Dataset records
--------------------
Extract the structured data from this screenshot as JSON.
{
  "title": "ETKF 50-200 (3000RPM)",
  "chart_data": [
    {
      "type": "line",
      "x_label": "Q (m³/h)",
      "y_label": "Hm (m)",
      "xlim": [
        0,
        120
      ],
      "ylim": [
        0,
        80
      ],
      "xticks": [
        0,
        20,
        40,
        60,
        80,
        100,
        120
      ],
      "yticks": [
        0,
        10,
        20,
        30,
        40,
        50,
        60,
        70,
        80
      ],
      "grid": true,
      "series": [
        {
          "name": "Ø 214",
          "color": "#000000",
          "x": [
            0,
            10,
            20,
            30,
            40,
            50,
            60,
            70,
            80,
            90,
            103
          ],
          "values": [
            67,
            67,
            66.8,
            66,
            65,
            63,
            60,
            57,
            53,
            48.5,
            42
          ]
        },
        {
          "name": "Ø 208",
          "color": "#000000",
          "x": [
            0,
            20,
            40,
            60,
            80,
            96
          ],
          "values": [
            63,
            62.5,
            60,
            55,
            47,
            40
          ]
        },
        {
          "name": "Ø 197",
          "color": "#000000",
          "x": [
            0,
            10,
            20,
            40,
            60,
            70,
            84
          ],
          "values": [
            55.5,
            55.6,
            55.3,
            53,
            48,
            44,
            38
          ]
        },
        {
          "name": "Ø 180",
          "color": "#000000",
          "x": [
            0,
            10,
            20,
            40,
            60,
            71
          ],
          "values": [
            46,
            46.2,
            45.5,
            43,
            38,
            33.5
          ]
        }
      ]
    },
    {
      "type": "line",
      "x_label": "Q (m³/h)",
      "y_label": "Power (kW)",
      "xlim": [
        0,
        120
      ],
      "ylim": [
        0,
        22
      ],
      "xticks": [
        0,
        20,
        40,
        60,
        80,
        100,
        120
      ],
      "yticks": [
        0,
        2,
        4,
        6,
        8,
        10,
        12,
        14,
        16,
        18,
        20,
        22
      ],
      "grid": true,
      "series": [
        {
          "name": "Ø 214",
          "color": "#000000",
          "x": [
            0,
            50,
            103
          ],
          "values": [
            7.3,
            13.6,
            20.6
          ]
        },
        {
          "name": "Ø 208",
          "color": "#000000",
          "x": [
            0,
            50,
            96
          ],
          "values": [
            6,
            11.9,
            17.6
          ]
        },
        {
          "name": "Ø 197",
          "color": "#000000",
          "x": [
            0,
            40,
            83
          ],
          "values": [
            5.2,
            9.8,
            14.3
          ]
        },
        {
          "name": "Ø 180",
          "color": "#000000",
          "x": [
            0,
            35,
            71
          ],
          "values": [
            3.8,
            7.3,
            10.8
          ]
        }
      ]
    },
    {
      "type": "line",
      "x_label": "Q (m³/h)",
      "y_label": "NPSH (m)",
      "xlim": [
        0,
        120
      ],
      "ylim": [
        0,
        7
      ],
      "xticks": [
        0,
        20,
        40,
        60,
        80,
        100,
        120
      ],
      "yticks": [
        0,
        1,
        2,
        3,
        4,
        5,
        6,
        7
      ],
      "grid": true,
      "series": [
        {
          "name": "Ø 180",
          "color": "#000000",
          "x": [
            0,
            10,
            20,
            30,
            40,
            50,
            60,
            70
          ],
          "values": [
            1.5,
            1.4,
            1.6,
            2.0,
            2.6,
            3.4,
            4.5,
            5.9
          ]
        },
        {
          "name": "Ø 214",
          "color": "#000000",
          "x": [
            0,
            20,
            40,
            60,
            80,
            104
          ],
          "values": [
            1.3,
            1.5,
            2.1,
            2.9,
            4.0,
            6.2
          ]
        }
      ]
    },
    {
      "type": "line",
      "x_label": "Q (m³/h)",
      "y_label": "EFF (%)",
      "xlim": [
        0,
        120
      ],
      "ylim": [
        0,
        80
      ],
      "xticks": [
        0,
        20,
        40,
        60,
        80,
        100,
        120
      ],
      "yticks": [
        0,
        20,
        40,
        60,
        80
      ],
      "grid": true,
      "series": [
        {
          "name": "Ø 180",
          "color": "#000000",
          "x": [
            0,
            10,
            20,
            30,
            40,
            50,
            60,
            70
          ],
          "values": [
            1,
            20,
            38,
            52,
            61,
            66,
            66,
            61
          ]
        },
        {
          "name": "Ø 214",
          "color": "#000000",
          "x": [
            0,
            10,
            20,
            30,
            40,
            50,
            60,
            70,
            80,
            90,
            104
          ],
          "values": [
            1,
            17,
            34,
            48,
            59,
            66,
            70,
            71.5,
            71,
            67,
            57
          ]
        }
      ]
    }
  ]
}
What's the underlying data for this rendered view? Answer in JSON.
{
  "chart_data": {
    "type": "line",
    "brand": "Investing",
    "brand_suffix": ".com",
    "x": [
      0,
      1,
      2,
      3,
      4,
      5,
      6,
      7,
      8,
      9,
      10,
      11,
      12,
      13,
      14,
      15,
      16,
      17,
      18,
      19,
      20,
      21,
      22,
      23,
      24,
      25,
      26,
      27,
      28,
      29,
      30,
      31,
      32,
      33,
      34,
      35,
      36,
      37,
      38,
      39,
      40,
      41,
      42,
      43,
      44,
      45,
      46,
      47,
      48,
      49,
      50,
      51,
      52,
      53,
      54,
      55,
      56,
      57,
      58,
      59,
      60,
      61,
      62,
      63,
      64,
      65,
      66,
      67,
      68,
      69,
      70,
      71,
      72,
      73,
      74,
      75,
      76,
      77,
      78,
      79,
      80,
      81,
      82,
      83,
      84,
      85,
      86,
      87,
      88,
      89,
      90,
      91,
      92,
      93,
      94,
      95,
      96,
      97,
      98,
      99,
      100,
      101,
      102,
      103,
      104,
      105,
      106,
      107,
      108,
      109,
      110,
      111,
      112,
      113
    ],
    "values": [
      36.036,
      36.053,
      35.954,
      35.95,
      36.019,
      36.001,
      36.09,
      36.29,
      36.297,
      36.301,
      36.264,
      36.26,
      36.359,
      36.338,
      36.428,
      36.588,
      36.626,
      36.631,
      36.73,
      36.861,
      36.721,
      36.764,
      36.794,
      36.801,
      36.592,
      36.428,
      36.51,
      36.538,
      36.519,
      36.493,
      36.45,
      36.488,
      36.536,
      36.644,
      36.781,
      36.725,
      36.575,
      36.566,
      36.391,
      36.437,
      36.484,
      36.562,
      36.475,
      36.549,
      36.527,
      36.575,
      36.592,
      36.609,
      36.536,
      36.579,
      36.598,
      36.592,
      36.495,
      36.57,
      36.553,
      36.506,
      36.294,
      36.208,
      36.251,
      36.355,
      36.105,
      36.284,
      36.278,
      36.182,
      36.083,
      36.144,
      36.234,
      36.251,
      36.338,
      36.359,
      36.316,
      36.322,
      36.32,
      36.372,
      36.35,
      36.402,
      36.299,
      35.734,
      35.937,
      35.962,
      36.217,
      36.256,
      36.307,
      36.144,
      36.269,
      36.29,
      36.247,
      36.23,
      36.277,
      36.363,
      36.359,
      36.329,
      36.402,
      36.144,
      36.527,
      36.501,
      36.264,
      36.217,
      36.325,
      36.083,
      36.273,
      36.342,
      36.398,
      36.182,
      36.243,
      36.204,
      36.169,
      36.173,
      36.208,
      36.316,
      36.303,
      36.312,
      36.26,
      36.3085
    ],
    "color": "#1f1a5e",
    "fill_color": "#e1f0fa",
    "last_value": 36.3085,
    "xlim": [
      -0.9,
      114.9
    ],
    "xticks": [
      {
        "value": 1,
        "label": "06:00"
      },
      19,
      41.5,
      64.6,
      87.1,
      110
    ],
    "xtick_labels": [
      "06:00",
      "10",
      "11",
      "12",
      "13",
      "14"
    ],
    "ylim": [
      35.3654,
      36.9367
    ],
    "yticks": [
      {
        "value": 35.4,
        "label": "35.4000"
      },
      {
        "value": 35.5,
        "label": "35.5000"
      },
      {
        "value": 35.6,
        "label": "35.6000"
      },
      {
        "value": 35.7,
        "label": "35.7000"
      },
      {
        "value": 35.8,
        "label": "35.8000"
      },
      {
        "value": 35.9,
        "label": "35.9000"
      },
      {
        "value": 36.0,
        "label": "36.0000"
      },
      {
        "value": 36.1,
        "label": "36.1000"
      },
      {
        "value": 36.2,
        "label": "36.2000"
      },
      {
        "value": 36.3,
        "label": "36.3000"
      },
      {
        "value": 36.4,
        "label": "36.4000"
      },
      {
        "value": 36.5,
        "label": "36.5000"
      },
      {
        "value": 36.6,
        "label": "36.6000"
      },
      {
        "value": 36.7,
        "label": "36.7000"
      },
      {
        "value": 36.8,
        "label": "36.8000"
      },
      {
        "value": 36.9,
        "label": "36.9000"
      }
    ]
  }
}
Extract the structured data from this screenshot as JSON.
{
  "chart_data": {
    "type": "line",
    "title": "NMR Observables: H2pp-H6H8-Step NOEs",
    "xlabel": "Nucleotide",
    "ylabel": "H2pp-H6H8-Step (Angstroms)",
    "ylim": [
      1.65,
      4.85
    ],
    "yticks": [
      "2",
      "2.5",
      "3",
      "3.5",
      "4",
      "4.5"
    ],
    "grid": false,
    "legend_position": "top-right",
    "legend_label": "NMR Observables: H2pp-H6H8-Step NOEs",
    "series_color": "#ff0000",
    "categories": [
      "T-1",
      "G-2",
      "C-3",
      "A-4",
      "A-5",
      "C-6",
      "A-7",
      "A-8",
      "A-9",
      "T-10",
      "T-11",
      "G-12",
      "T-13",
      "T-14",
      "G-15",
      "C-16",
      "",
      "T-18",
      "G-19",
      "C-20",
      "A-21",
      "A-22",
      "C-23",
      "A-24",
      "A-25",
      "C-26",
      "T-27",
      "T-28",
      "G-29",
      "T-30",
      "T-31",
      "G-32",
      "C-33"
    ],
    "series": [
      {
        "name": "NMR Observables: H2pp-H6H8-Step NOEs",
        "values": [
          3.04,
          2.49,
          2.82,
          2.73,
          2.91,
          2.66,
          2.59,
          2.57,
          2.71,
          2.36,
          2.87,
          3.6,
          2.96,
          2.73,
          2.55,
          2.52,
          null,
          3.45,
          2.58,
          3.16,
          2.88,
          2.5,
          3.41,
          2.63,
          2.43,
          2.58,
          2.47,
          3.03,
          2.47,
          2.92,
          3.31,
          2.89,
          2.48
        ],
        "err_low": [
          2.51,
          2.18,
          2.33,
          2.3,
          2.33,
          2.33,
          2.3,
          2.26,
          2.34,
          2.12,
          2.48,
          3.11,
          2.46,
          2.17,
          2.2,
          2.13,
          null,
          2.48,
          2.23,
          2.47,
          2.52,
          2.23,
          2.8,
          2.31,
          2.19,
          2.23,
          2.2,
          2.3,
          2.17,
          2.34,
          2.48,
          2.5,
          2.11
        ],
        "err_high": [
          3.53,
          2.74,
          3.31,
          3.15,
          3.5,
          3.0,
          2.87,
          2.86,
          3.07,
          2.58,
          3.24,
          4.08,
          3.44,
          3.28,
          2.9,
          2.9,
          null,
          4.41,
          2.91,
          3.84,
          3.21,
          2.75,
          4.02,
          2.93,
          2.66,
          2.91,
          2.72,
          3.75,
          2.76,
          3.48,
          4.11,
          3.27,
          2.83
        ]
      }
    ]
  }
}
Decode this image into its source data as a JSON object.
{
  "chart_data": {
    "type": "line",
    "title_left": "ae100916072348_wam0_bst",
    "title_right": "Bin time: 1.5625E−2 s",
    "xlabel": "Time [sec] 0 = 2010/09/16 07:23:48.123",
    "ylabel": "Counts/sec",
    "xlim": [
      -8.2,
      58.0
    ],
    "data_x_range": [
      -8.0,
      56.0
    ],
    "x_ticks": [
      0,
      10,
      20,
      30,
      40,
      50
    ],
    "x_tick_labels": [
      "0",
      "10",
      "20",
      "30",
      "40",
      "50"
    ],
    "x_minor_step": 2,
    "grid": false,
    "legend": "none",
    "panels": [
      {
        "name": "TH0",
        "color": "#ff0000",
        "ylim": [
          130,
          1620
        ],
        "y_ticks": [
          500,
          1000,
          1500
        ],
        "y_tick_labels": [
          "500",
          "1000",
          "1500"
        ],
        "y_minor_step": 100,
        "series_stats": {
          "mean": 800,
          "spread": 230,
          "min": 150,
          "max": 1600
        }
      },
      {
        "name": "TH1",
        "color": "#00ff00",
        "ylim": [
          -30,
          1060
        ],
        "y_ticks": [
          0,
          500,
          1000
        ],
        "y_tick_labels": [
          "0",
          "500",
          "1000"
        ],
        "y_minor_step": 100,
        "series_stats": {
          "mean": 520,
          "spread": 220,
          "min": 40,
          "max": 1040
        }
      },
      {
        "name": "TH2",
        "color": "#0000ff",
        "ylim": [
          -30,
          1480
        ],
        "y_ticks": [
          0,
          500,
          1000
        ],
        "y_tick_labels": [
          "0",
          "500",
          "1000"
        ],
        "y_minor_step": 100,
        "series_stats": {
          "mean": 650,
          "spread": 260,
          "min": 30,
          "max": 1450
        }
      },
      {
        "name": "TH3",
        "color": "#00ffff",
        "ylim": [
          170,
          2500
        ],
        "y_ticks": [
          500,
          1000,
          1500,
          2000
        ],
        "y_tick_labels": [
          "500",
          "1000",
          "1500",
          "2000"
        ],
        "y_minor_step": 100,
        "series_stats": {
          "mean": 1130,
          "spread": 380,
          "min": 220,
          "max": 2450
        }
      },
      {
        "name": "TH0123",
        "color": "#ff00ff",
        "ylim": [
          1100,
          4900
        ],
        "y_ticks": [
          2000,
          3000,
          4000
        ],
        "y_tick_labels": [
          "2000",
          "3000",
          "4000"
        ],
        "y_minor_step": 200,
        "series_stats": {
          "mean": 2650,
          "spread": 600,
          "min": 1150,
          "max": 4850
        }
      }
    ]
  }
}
--------------------
◆ **Set problem**
Select the lines from the entries that include the word "Observables".

◆ **Completed exercise**
    "title": "NMR Observables: H2pp-H6H8-Step NOEs",
    "legend_label": "NMR Observables: H2pp-H6H8-Step NOEs",
        "name": "NMR Observables: H2pp-H6H8-Step NOEs",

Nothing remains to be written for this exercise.